** Your task **
Go through the material below, count the lines with the word "rooms", and reply with the count alone.

★ ★ ★

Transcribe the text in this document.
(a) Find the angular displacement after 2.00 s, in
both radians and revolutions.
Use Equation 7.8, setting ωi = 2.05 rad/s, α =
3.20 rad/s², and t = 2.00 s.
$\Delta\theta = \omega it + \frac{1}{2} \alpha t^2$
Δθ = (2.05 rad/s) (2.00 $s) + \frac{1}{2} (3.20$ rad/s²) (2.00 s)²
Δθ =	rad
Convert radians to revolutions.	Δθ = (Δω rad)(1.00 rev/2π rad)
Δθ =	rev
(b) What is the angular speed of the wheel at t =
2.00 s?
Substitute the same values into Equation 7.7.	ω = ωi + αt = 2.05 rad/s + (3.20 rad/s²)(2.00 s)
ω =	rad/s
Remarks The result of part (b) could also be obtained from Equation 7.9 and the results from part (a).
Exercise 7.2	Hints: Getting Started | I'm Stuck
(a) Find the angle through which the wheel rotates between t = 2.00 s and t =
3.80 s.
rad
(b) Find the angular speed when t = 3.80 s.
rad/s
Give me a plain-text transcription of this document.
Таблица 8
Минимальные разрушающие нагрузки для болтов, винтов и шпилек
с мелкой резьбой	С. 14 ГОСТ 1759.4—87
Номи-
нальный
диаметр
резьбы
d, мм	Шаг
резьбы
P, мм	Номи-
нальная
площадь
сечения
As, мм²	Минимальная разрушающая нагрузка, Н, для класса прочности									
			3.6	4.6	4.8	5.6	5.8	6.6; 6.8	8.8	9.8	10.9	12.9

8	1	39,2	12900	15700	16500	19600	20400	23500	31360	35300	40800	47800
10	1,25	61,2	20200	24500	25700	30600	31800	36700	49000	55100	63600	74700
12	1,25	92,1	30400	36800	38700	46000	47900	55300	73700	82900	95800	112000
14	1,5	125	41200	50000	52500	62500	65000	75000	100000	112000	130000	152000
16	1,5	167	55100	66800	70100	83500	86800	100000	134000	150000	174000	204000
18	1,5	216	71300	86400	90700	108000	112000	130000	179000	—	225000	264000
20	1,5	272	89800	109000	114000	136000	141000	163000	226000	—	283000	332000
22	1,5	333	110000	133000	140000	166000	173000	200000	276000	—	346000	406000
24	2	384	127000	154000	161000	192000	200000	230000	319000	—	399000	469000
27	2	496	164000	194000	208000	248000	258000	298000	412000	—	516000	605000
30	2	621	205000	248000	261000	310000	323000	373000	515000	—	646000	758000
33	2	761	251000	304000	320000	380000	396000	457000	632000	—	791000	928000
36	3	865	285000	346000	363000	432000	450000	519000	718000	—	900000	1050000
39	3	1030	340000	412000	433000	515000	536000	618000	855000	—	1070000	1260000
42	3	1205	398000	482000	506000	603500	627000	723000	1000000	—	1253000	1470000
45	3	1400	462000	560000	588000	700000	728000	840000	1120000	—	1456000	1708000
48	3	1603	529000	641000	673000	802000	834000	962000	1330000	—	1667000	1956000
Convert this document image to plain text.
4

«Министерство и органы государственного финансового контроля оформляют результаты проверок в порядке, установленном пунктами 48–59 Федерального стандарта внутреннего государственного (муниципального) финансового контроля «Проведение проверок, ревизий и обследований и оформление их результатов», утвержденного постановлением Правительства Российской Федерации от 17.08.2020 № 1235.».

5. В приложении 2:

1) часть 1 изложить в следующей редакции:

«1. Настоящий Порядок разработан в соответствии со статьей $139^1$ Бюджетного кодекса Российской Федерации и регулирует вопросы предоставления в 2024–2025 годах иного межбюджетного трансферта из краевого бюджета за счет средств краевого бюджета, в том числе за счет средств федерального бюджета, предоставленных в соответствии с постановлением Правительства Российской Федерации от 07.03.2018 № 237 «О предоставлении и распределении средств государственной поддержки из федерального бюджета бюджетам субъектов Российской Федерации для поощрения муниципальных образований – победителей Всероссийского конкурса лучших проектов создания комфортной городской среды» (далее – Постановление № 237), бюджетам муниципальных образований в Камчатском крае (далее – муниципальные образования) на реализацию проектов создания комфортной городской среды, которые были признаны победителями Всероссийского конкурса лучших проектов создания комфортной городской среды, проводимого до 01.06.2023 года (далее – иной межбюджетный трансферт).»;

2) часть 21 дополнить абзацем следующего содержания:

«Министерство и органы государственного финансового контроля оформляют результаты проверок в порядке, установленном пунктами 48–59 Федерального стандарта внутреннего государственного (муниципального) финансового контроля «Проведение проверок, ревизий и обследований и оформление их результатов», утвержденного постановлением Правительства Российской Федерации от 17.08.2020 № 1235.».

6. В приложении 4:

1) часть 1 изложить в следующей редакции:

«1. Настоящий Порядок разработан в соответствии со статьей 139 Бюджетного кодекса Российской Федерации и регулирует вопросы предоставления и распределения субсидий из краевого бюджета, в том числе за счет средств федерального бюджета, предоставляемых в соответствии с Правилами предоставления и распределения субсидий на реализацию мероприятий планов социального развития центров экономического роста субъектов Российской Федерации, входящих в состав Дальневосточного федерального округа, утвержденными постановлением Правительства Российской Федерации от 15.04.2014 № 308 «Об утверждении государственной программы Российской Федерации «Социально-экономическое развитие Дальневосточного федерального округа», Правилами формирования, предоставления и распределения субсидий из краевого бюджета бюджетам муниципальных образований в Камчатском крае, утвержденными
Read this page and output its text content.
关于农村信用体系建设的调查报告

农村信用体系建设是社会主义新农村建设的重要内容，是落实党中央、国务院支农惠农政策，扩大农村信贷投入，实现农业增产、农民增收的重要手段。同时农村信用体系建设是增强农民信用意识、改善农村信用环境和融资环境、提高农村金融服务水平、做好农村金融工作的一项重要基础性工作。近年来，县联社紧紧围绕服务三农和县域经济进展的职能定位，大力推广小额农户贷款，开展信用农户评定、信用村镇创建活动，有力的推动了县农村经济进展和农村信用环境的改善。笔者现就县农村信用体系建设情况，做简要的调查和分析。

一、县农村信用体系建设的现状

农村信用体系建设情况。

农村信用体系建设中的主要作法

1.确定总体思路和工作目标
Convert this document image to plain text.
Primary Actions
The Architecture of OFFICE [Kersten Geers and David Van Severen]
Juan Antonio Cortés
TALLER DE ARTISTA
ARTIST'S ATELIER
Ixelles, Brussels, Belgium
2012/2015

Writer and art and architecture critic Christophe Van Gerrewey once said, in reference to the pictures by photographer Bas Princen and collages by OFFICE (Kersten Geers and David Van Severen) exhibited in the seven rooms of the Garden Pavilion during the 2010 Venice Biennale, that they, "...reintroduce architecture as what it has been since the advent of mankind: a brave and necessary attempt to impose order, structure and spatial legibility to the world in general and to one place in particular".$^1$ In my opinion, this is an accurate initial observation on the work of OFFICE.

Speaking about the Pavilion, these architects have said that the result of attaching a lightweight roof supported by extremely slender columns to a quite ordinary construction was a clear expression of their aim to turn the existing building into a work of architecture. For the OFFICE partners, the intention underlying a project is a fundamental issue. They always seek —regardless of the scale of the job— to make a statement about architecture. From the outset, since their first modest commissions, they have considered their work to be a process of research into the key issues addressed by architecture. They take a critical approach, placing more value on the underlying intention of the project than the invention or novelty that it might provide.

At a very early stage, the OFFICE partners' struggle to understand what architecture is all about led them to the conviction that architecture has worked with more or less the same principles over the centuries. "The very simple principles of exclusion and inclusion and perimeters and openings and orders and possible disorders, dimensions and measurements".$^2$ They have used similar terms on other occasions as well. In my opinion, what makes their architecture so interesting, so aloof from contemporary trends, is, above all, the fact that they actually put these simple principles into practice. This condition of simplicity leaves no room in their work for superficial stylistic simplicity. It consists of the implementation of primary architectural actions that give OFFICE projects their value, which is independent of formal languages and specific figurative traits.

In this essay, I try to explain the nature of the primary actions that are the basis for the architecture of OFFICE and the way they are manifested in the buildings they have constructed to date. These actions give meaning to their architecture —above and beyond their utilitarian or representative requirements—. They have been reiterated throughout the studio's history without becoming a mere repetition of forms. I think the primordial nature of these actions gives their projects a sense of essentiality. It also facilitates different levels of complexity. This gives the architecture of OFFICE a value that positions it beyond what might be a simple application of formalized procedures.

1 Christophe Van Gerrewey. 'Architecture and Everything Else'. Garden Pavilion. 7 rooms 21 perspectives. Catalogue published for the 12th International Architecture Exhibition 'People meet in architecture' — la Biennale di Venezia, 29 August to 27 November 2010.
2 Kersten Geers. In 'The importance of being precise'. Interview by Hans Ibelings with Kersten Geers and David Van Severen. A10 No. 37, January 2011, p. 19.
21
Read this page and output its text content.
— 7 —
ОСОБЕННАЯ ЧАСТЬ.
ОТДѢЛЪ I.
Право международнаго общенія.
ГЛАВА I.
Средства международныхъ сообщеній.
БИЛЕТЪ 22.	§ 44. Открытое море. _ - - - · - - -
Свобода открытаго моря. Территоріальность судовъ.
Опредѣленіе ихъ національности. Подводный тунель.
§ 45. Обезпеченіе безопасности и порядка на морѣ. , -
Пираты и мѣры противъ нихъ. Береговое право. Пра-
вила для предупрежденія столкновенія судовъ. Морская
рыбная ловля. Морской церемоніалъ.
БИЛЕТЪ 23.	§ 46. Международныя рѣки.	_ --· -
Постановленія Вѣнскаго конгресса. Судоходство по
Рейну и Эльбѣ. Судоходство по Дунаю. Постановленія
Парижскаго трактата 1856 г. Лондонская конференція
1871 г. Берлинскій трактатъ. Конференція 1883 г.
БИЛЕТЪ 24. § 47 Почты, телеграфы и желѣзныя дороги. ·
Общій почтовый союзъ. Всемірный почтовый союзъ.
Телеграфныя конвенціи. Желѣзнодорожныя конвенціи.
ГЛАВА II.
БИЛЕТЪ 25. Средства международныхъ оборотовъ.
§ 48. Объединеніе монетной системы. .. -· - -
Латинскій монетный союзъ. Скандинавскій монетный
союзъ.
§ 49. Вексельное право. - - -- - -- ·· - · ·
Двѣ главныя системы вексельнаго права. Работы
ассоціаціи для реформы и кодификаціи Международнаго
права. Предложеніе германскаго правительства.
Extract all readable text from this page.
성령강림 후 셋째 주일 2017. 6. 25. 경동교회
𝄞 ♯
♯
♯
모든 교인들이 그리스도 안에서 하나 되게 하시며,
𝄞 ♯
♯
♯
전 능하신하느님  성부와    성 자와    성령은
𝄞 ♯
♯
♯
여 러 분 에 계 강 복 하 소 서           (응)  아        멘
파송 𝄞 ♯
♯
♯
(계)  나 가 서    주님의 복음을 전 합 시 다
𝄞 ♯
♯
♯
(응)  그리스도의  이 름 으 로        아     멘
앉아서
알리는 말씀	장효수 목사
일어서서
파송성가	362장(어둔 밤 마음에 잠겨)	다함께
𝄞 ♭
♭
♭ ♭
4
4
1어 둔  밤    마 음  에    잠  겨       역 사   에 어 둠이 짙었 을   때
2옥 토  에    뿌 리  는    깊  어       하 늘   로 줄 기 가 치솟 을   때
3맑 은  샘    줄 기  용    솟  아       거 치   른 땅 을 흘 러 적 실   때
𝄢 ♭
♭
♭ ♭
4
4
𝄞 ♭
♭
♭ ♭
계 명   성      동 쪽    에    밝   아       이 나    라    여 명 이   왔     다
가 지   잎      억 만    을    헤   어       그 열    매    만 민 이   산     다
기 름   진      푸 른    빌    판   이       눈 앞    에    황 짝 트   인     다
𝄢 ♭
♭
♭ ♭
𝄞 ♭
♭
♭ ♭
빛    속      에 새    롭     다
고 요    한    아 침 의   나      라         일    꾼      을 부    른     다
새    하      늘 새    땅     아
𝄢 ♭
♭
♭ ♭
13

★ ★ ★

** Written response **
2